Collected data entries
..........
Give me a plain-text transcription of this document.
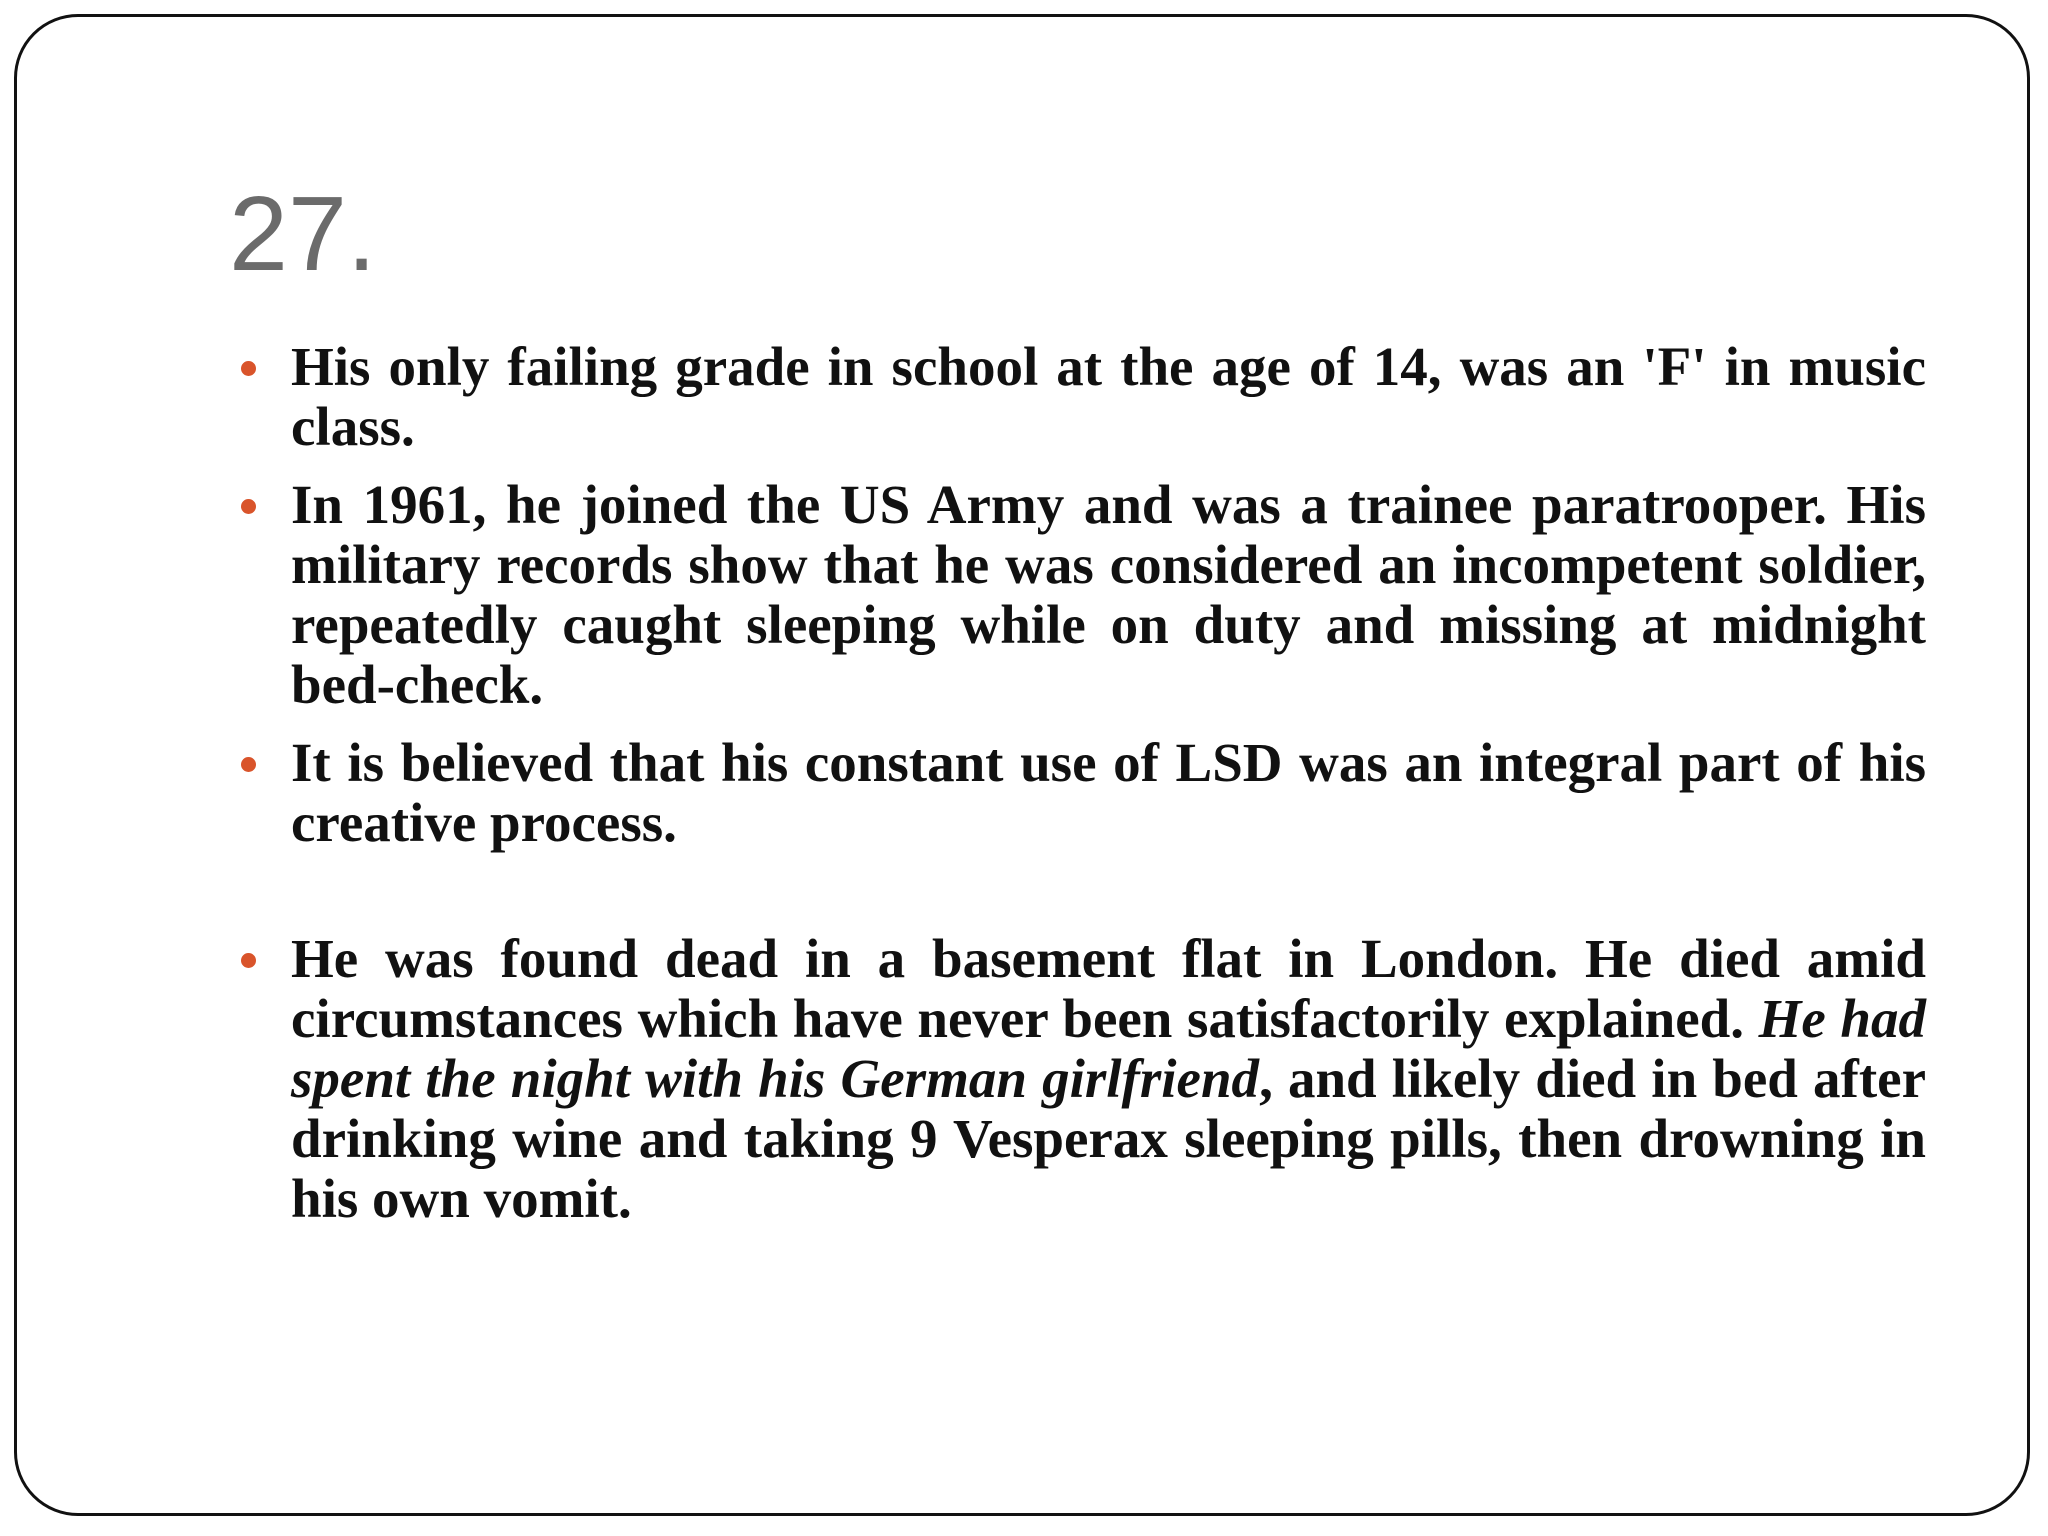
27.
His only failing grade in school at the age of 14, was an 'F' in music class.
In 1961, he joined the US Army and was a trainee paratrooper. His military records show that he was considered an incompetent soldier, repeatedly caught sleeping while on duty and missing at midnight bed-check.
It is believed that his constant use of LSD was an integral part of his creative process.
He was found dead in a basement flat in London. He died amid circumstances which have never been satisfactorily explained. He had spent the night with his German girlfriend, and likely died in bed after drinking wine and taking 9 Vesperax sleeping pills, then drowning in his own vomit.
..........
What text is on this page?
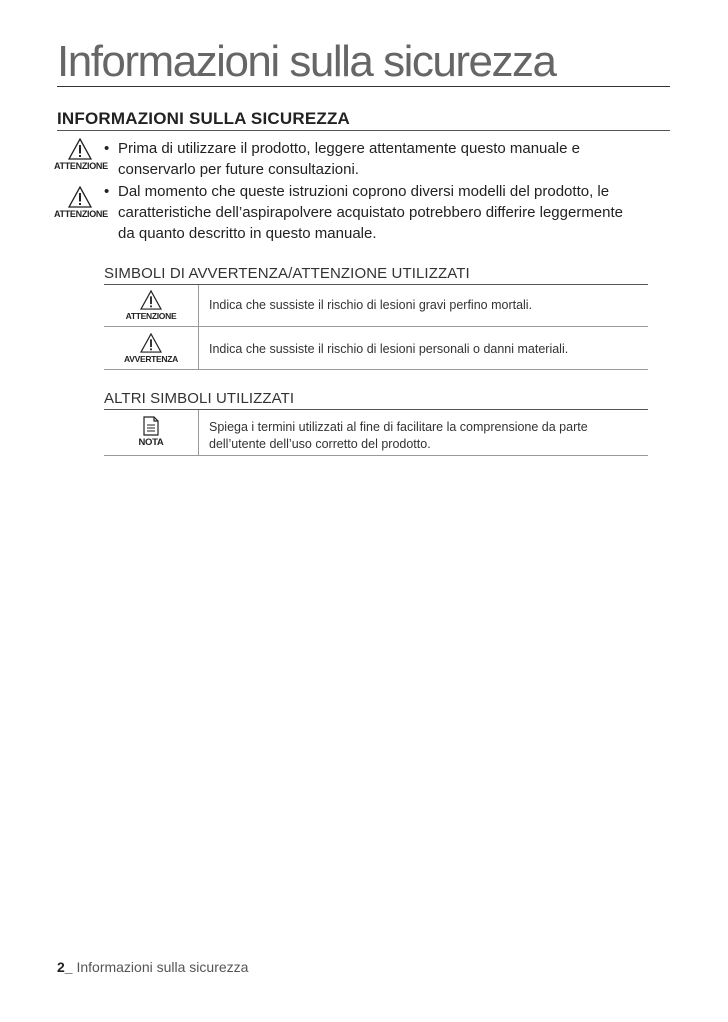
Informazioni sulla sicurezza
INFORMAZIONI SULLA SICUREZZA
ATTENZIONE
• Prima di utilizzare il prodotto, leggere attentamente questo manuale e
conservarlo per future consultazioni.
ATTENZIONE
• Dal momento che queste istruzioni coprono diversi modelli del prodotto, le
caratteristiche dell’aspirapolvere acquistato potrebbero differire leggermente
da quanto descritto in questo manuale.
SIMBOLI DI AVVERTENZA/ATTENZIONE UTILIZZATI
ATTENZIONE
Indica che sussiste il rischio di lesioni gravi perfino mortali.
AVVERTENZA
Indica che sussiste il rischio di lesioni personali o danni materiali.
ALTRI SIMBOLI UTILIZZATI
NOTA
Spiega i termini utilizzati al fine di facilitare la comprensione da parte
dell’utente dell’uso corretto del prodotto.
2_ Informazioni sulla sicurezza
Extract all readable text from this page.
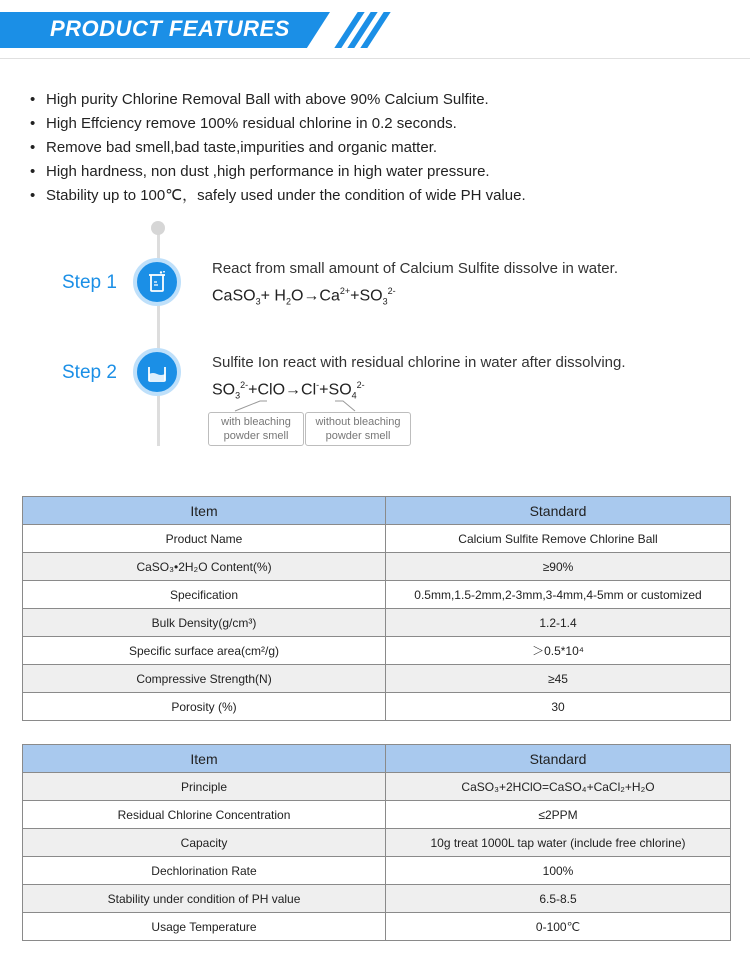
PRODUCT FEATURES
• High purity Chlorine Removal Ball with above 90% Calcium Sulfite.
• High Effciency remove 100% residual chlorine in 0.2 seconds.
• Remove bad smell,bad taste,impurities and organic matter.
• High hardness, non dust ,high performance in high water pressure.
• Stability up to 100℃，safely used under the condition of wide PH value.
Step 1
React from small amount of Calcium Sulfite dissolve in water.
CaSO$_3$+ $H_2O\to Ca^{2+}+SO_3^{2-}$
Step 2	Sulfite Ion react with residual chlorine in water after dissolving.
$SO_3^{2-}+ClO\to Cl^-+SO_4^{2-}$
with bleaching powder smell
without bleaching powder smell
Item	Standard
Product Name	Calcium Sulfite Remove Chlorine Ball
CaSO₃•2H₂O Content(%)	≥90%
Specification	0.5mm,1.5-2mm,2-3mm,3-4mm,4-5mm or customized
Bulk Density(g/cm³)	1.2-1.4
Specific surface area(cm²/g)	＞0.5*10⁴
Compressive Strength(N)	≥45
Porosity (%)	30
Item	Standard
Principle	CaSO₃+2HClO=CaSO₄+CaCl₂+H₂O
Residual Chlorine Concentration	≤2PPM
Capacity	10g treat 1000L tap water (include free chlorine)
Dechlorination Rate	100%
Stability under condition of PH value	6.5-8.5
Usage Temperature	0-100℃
..........
CHALLENGE
Copy in full each line that holds the word "bleaching".

RESPONSE TO THE EXERCISE
with bleaching powder smell
without bleaching powder smell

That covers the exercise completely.